Could you print every record below exactly as it appears?

══ Material provided

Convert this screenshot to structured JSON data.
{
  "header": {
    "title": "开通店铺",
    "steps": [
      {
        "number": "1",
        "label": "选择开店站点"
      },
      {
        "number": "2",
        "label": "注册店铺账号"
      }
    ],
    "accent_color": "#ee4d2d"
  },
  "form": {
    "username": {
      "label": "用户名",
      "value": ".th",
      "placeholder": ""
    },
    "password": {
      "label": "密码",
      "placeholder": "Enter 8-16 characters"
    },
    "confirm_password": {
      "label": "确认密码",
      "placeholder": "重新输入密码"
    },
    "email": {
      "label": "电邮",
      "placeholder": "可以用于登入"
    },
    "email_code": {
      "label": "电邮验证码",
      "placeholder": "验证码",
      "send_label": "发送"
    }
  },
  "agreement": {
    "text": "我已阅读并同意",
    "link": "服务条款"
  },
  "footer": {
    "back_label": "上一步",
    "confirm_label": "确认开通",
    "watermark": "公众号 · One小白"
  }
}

════

■ **Response for this exercise**:
Convert this screenshot to structured JSON data.
{
  "header": {
    "title": "开通店铺",
    "steps": [
      {
        "number": "1",
        "label": "选择开店站点"
      },
      {
        "number": "2",
        "label": "注册店铺账号"
      }
    ],
    "accent_color": "#ee4d2d"
  },
  "form": {
    "username": {
      "label": "用户名",
      "value": ".th",
      "placeholder": ""
    },
    "password": {
      "label": "密码",
      "placeholder": "Enter 8-16 characters"
    },
    "confirm_password": {
      "label": "确认密码",
      "placeholder": "重新输入密码"
    },
    "email": {
      "label": "电邮",
      "placeholder": "可以用于登入"
    },
    "email_code": {
      "label": "电邮验证码",
      "placeholder": "验证码",
      "send_label": "发送"
    }
  },
  "agreement": {
    "text": "我已阅读并同意",
    "link": "服务条款"
  },
  "footer": {
    "back_label": "上一步",
    "confirm_label": "确认开通",
    "watermark": "公众号 · One小白"
  }
}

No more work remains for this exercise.